Copy the listing verbatim, excluding any images found in it.
___ Data supplied ___
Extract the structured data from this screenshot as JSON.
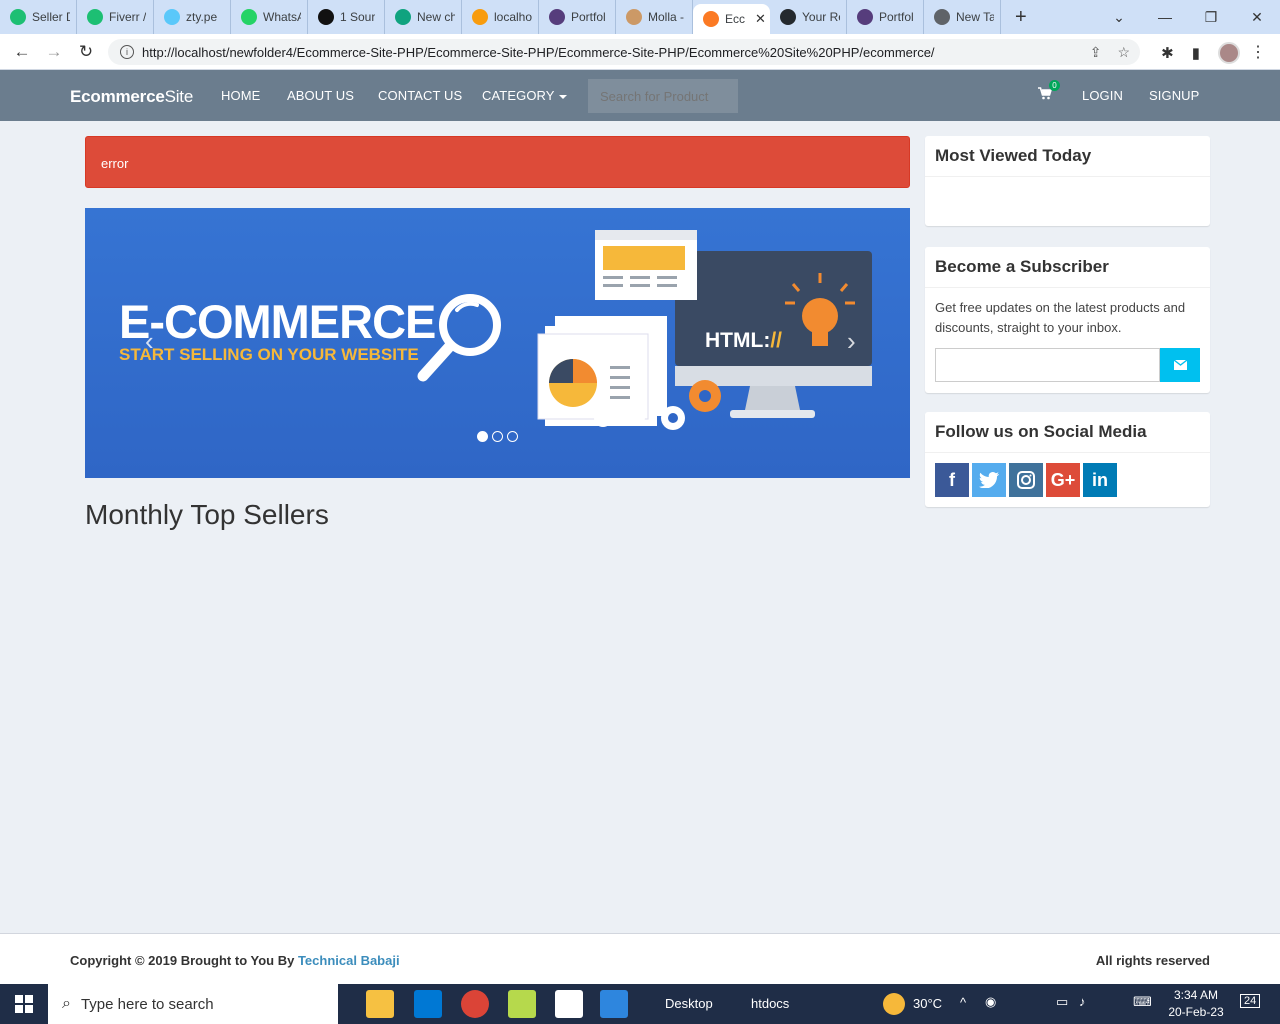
{
  "browser": {
    "tabs": [
      {
        "label": "Seller D",
        "icon": "fiverr-icon",
        "color": "#1dbf73"
      },
      {
        "label": "Fiverr /",
        "icon": "fiverr-icon",
        "color": "#1dbf73"
      },
      {
        "label": "zty.pe",
        "icon": "zty-icon",
        "color": "#5ac8fa"
      },
      {
        "label": "WhatsA",
        "icon": "whatsapp-icon",
        "color": "#25d366"
      },
      {
        "label": "1 Sour",
        "icon": "source-icon",
        "color": "#111111"
      },
      {
        "label": "New ch",
        "icon": "chatgpt-icon",
        "color": "#10a37f"
      },
      {
        "label": "localho",
        "icon": "phpmyadmin-icon",
        "color": "#f89c0e"
      },
      {
        "label": "Portfol",
        "icon": "bootstrap-icon",
        "color": "#563d7c"
      },
      {
        "label": "Molla -",
        "icon": "molla-icon",
        "color": "#c96"
      },
      {
        "label": "Ecc",
        "icon": "xampp-icon",
        "color": "#fb7a24"
      },
      {
        "label": "Your Re",
        "icon": "github-icon",
        "color": "#24292e"
      },
      {
        "label": "Portfol",
        "icon": "bootstrap-icon",
        "color": "#563d7c"
      },
      {
        "label": "New Ta",
        "icon": "chrome-icon",
        "color": "#5f6368"
      }
    ],
    "url": "http://localhost/newfolder4/Ecommerce-Site-PHP/Ecommerce-Site-PHP/Ecommerce-Site-PHP/Ecommerce%20Site%20PHP/ecommerce/"
  },
  "navbar": {
    "brand_bold": "Ecommerce",
    "brand_rest": "Site",
    "links": {
      "home": "HOME",
      "about": "ABOUT US",
      "contact": "CONTACT US",
      "category": "CATEGORY"
    },
    "search_placeholder": "Search for Product",
    "cart_count": "0",
    "login": "LOGIN",
    "signup": "SIGNUP",
    "bg_color": "#6b7d8e"
  },
  "alert": {
    "text": "error",
    "color": "#dd4b39"
  },
  "carousel": {
    "title": "E-COMMERCE",
    "subtitle": "START SELLING ON YOUR WEBSITE",
    "monitor_text": "HTML:",
    "monitor_accent": "//",
    "active_slide": 1,
    "slide_count": 3
  },
  "main": {
    "heading": "Monthly Top Sellers"
  },
  "sidebar": {
    "most_viewed_title": "Most Viewed Today",
    "subscriber_title": "Become a Subscriber",
    "subscriber_text": "Get free updates on the latest products and discounts, straight to your inbox.",
    "social_title": "Follow us on Social Media",
    "social": [
      {
        "name": "facebook",
        "glyph": "f",
        "color": "#3b5998"
      },
      {
        "name": "twitter",
        "glyph": "t",
        "color": "#55acee"
      },
      {
        "name": "instagram",
        "glyph": "ig",
        "color": "#3f729b"
      },
      {
        "name": "google-plus",
        "glyph": "G+",
        "color": "#dd4b39"
      },
      {
        "name": "linkedin",
        "glyph": "in",
        "color": "#007bb5"
      }
    ]
  },
  "footer": {
    "copyright": "Copyright © 2019 Brought to You By ",
    "author": "Technical Babaji",
    "rights": "All rights reserved"
  },
  "taskbar": {
    "search_placeholder": "Type here to search",
    "desktop": "Desktop",
    "htdocs": "htdocs",
    "temperature": "30°C",
    "time": "3:34 AM",
    "date": "20-Feb-23",
    "notifications": "24"
  }
}
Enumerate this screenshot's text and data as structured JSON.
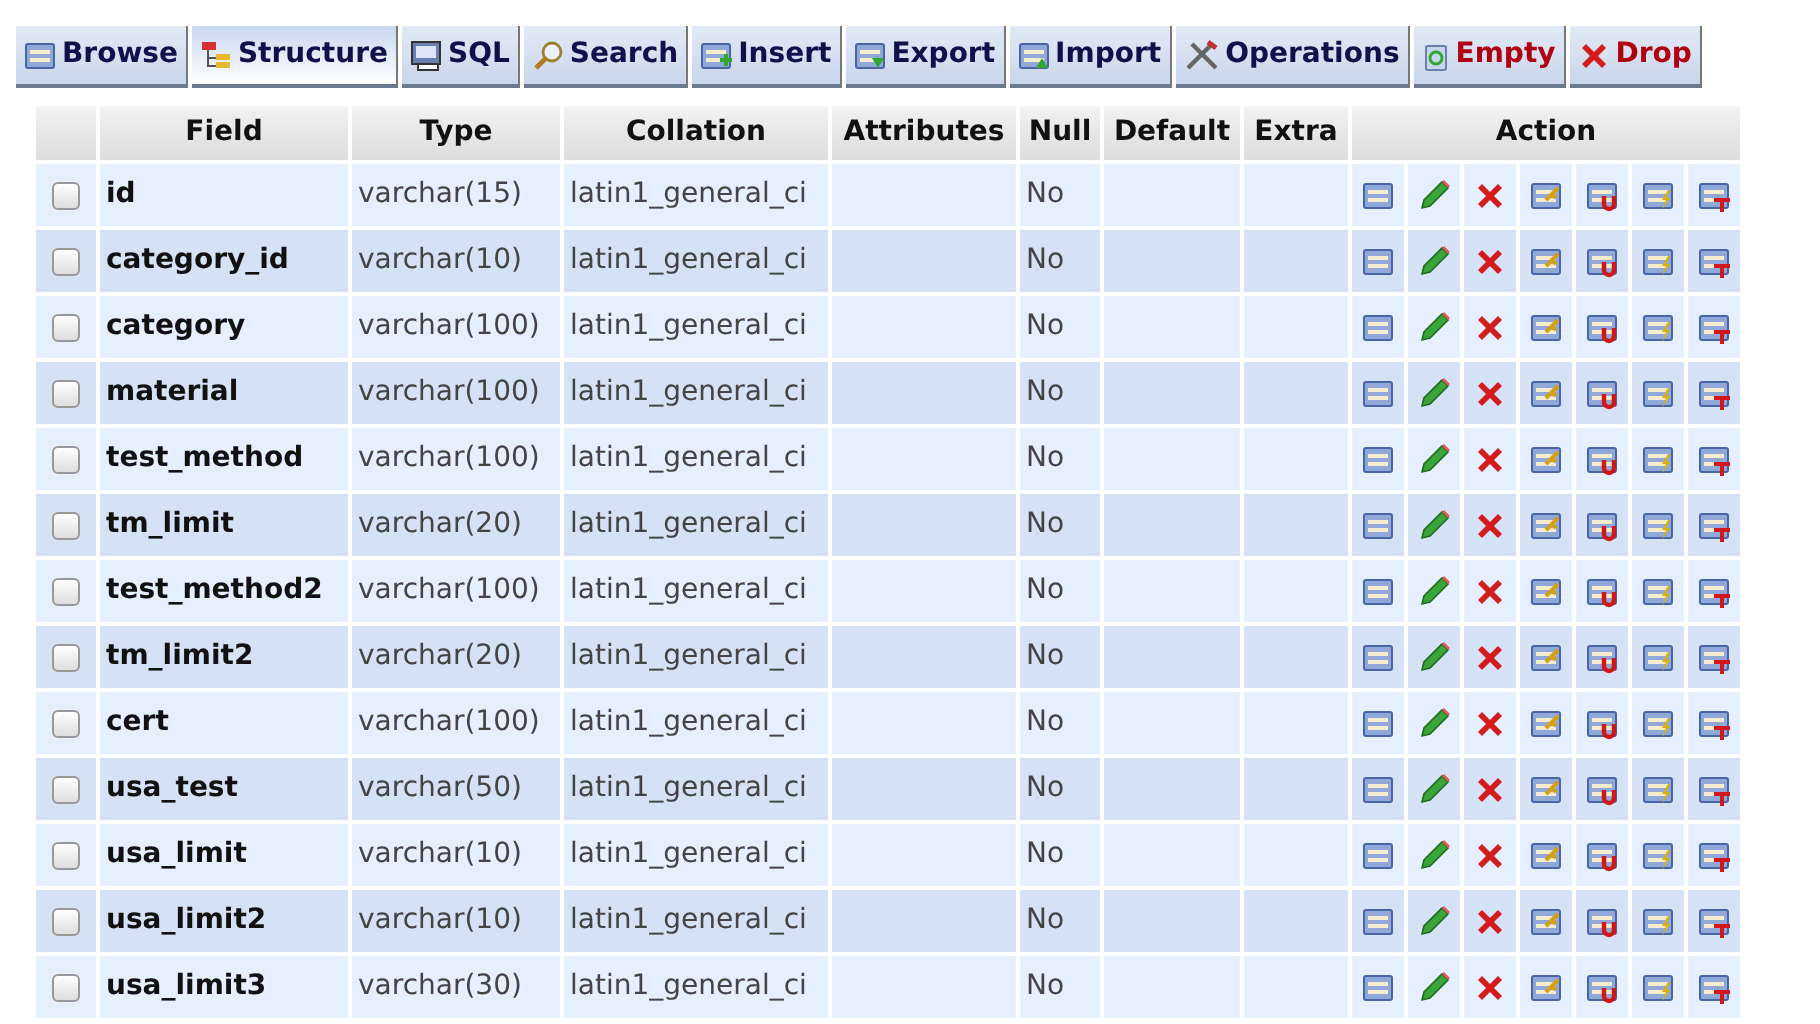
___
- _Answer to this task_
Extract the structured data from this screenshot as JSON.
{
  "browser": {
    "tabs": [
      {
        "label": "Seller D",
        "icon": "fiverr-icon",
        "color": "#1dbf73"
      },
      {
        "label": "Fiverr /",
        "icon": "fiverr-icon",
        "color": "#1dbf73"
      },
      {
        "label": "zty.pe",
        "icon": "zty-icon",
        "color": "#5ac8fa"
      },
      {
        "label": "WhatsA",
        "icon": "whatsapp-icon",
        "color": "#25d366"
      },
      {
        "label": "1 Sour",
        "icon": "source-icon",
        "color": "#111111"
      },
      {
        "label": "New ch",
        "icon": "chatgpt-icon",
        "color": "#10a37f"
      },
      {
        "label": "localho",
        "icon": "phpmyadmin-icon",
        "color": "#f89c0e"
      },
      {
        "label": "Portfol",
        "icon": "bootstrap-icon",
        "color": "#563d7c"
      },
      {
        "label": "Molla -",
        "icon": "molla-icon",
        "color": "#c96"
      },
      {
        "label": "Ecc",
        "icon": "xampp-icon",
        "color": "#fb7a24"
      },
      {
        "label": "Your Re",
        "icon": "github-icon",
        "color": "#24292e"
      },
      {
        "label": "Portfol",
        "icon": "bootstrap-icon",
        "color": "#563d7c"
      },
      {
        "label": "New Ta",
        "icon": "chrome-icon",
        "color": "#5f6368"
      }
    ],
    "url": "http://localhost/newfolder4/Ecommerce-Site-PHP/Ecommerce-Site-PHP/Ecommerce-Site-PHP/Ecommerce%20Site%20PHP/ecommerce/"
  },
  "navbar": {
    "brand_bold": "Ecommerce",
    "brand_rest": "Site",
    "links": {
      "home": "HOME",
      "about": "ABOUT US",
      "contact": "CONTACT US",
      "category": "CATEGORY"
    },
    "search_placeholder": "Search for Product",
    "cart_count": "0",
    "login": "LOGIN",
    "signup": "SIGNUP",
    "bg_color": "#6b7d8e"
  },
  "alert": {
    "text": "error",
    "color": "#dd4b39"
  },
  "carousel": {
    "title": "E-COMMERCE",
    "subtitle": "START SELLING ON YOUR WEBSITE",
    "monitor_text": "HTML:",
    "monitor_accent": "//",
    "active_slide": 1,
    "slide_count": 3
  },
  "main": {
    "heading": "Monthly Top Sellers"
  },
  "sidebar": {
    "most_viewed_title": "Most Viewed Today",
    "subscriber_title": "Become a Subscriber",
    "subscriber_text": "Get free updates on the latest products and discounts, straight to your inbox.",
    "social_title": "Follow us on Social Media",
    "social": [
      {
        "name": "facebook",
        "glyph": "f",
        "color": "#3b5998"
      },
      {
        "name": "twitter",
        "glyph": "t",
        "color": "#55acee"
      },
      {
        "name": "instagram",
        "glyph": "ig",
        "color": "#3f729b"
      },
      {
        "name": "google-plus",
        "glyph": "G+",
        "color": "#dd4b39"
      },
      {
        "name": "linkedin",
        "glyph": "in",
        "color": "#007bb5"
      }
    ]
  },
  "footer": {
    "copyright": "Copyright © 2019 Brought to You By ",
    "author": "Technical Babaji",
    "rights": "All rights reserved"
  },
  "taskbar": {
    "search_placeholder": "Type here to search",
    "desktop": "Desktop",
    "htdocs": "htdocs",
    "temperature": "30°C",
    "time": "3:34 AM",
    "date": "20-Feb-23",
    "notifications": "24"
  }
}
Enumerate this screenshot's text and data as structured JSON.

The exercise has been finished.